(YOUR INSTRUCTIONS) Retype all of the data. Every line must match exactly.

(TASK INPUTS)
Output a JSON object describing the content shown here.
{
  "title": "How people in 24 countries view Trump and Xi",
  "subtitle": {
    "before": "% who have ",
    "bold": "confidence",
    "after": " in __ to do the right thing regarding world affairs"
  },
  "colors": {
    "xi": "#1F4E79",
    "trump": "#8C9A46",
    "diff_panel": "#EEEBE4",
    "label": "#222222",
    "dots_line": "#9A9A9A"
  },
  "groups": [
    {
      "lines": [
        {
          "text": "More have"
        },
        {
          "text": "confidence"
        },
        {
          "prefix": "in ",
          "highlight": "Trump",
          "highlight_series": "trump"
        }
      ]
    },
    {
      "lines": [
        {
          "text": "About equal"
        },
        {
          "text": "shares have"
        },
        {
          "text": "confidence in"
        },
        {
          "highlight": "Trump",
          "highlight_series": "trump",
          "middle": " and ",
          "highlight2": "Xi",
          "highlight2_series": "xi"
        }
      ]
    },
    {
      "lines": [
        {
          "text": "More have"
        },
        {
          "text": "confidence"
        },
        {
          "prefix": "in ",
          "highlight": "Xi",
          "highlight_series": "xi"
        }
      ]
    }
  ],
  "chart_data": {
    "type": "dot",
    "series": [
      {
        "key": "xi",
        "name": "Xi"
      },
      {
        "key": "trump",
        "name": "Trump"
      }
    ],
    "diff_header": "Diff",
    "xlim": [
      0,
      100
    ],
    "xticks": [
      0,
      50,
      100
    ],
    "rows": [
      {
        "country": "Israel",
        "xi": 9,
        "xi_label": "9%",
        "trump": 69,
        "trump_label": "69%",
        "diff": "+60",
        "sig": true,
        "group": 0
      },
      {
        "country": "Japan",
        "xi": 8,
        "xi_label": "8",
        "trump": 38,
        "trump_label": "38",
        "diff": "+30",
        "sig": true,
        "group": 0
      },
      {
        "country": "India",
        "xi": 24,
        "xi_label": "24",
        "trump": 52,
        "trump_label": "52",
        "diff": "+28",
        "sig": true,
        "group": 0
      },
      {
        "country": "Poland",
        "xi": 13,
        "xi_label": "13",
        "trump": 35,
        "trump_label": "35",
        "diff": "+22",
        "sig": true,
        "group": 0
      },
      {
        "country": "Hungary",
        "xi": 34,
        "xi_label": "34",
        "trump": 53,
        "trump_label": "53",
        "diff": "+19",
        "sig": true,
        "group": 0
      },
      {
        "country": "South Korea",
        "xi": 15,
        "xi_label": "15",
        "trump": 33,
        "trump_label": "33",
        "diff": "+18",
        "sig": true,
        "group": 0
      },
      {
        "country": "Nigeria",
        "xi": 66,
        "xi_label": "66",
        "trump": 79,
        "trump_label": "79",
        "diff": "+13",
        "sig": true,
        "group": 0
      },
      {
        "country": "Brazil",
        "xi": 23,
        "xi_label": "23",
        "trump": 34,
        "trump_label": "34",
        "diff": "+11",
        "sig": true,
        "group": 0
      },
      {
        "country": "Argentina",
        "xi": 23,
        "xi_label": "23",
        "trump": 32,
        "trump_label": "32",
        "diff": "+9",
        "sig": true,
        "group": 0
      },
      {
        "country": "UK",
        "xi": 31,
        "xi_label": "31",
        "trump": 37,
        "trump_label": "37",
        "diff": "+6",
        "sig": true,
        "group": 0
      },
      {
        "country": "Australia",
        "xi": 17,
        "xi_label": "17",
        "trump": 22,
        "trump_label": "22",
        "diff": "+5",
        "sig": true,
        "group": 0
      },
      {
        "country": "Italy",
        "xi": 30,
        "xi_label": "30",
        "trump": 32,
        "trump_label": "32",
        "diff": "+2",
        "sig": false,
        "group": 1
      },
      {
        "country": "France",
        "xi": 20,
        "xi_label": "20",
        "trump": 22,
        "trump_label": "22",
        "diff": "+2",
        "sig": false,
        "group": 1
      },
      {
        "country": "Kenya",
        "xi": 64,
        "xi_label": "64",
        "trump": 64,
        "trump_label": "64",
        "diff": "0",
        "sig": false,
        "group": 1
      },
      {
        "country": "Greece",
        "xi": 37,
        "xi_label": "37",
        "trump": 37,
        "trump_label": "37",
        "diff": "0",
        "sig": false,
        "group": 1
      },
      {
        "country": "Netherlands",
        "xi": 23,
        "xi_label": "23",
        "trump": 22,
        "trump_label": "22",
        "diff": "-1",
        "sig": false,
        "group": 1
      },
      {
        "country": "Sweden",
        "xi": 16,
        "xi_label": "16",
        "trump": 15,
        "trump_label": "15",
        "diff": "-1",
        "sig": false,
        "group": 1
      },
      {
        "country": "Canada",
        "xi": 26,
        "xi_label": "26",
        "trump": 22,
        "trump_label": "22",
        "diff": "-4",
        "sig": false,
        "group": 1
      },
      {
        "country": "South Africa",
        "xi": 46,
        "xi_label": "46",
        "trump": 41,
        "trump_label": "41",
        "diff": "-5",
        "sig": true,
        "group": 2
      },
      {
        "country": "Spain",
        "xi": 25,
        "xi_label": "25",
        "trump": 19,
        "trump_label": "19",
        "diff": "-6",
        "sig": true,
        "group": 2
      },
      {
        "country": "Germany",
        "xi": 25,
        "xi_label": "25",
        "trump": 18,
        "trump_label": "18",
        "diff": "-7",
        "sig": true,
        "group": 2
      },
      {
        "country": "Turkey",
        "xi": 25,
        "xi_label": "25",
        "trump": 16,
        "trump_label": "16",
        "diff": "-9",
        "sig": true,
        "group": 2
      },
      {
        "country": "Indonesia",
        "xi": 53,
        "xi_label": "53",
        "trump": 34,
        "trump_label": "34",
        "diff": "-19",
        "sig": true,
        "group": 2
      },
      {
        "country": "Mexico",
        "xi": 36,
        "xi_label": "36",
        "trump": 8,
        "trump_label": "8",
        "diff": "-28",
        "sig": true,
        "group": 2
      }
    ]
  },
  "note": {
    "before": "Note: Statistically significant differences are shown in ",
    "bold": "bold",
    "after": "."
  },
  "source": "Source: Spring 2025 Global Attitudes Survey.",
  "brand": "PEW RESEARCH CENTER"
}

(ANSWER TO THE EXERCISE)
Output a JSON object describing the content shown here.
{
  "title": "How people in 24 countries view Trump and Xi",
  "subtitle": {
    "before": "% who have ",
    "bold": "confidence",
    "after": " in __ to do the right thing regarding world affairs"
  },
  "colors": {
    "xi": "#1F4E79",
    "trump": "#8C9A46",
    "diff_panel": "#EEEBE4",
    "label": "#222222",
    "dots_line": "#9A9A9A"
  },
  "groups": [
    {
      "lines": [
        {
          "text": "More have"
        },
        {
          "text": "confidence"
        },
        {
          "prefix": "in ",
          "highlight": "Trump",
          "highlight_series": "trump"
        }
      ]
    },
    {
      "lines": [
        {
          "text": "About equal"
        },
        {
          "text": "shares have"
        },
        {
          "text": "confidence in"
        },
        {
          "highlight": "Trump",
          "highlight_series": "trump",
          "middle": " and ",
          "highlight2": "Xi",
          "highlight2_series": "xi"
        }
      ]
    },
    {
      "lines": [
        {
          "text": "More have"
        },
        {
          "text": "confidence"
        },
        {
          "prefix": "in ",
          "highlight": "Xi",
          "highlight_series": "xi"
        }
      ]
    }
  ],
  "chart_data": {
    "type": "dot",
    "series": [
      {
        "key": "xi",
        "name": "Xi"
      },
      {
        "key": "trump",
        "name": "Trump"
      }
    ],
    "diff_header": "Diff",
    "xlim": [
      0,
      100
    ],
    "xticks": [
      0,
      50,
      100
    ],
    "rows": [
      {
        "country": "Israel",
        "xi": 9,
        "xi_label": "9%",
        "trump": 69,
        "trump_label": "69%",
        "diff": "+60",
        "sig": true,
        "group": 0
      },
      {
        "country": "Japan",
        "xi": 8,
        "xi_label": "8",
        "trump": 38,
        "trump_label": "38",
        "diff": "+30",
        "sig": true,
        "group": 0
      },
      {
        "country": "India",
        "xi": 24,
        "xi_label": "24",
        "trump": 52,
        "trump_label": "52",
        "diff": "+28",
        "sig": true,
        "group": 0
      },
      {
        "country": "Poland",
        "xi": 13,
        "xi_label": "13",
        "trump": 35,
        "trump_label": "35",
        "diff": "+22",
        "sig": true,
        "group": 0
      },
      {
        "country": "Hungary",
        "xi": 34,
        "xi_label": "34",
        "trump": 53,
        "trump_label": "53",
        "diff": "+19",
        "sig": true,
        "group": 0
      },
      {
        "country": "South Korea",
        "xi": 15,
        "xi_label": "15",
        "trump": 33,
        "trump_label": "33",
        "diff": "+18",
        "sig": true,
        "group": 0
      },
      {
        "country": "Nigeria",
        "xi": 66,
        "xi_label": "66",
        "trump": 79,
        "trump_label": "79",
        "diff": "+13",
        "sig": true,
        "group": 0
      },
      {
        "country": "Brazil",
        "xi": 23,
        "xi_label": "23",
        "trump": 34,
        "trump_label": "34",
        "diff": "+11",
        "sig": true,
        "group": 0
      },
      {
        "country": "Argentina",
        "xi": 23,
        "xi_label": "23",
        "trump": 32,
        "trump_label": "32",
        "diff": "+9",
        "sig": true,
        "group": 0
      },
      {
        "country": "UK",
        "xi": 31,
        "xi_label": "31",
        "trump": 37,
        "trump_label": "37",
        "diff": "+6",
        "sig": true,
        "group": 0
      },
      {
        "country": "Australia",
        "xi": 17,
        "xi_label": "17",
        "trump": 22,
        "trump_label": "22",
        "diff": "+5",
        "sig": true,
        "group": 0
      },
      {
        "country": "Italy",
        "xi": 30,
        "xi_label": "30",
        "trump": 32,
        "trump_label": "32",
        "diff": "+2",
        "sig": false,
        "group": 1
      },
      {
        "country": "France",
        "xi": 20,
        "xi_label": "20",
        "trump": 22,
        "trump_label": "22",
        "diff": "+2",
        "sig": false,
        "group": 1
      },
      {
        "country": "Kenya",
        "xi": 64,
        "xi_label": "64",
        "trump": 64,
        "trump_label": "64",
        "diff": "0",
        "sig": false,
        "group": 1
      },
      {
        "country": "Greece",
        "xi": 37,
        "xi_label": "37",
        "trump": 37,
        "trump_label": "37",
        "diff": "0",
        "sig": false,
        "group": 1
      },
      {
        "country": "Netherlands",
        "xi": 23,
        "xi_label": "23",
        "trump": 22,
        "trump_label": "22",
        "diff": "-1",
        "sig": false,
        "group": 1
      },
      {
        "country": "Sweden",
        "xi": 16,
        "xi_label": "16",
        "trump": 15,
        "trump_label": "15",
        "diff": "-1",
        "sig": false,
        "group": 1
      },
      {
        "country": "Canada",
        "xi": 26,
        "xi_label": "26",
        "trump": 22,
        "trump_label": "22",
        "diff": "-4",
        "sig": false,
        "group": 1
      },
      {
        "country": "South Africa",
        "xi": 46,
        "xi_label": "46",
        "trump": 41,
        "trump_label": "41",
        "diff": "-5",
        "sig": true,
        "group": 2
      },
      {
        "country": "Spain",
        "xi": 25,
        "xi_label": "25",
        "trump": 19,
        "trump_label": "19",
        "diff": "-6",
        "sig": true,
        "group": 2
      },
      {
        "country": "Germany",
        "xi": 25,
        "xi_label": "25",
        "trump": 18,
        "trump_label": "18",
        "diff": "-7",
        "sig": true,
        "group": 2
      },
      {
        "country": "Turkey",
        "xi": 25,
        "xi_label": "25",
        "trump": 16,
        "trump_label": "16",
        "diff": "-9",
        "sig": true,
        "group": 2
      },
      {
        "country": "Indonesia",
        "xi": 53,
        "xi_label": "53",
        "trump": 34,
        "trump_label": "34",
        "diff": "-19",
        "sig": true,
        "group": 2
      },
      {
        "country": "Mexico",
        "xi": 36,
        "xi_label": "36",
        "trump": 8,
        "trump_label": "8",
        "diff": "-28",
        "sig": true,
        "group": 2
      }
    ]
  },
  "note": {
    "before": "Note: Statistically significant differences are shown in ",
    "bold": "bold",
    "after": "."
  },
  "source": "Source: Spring 2025 Global Attitudes Survey.",
  "brand": "PEW RESEARCH CENTER"
}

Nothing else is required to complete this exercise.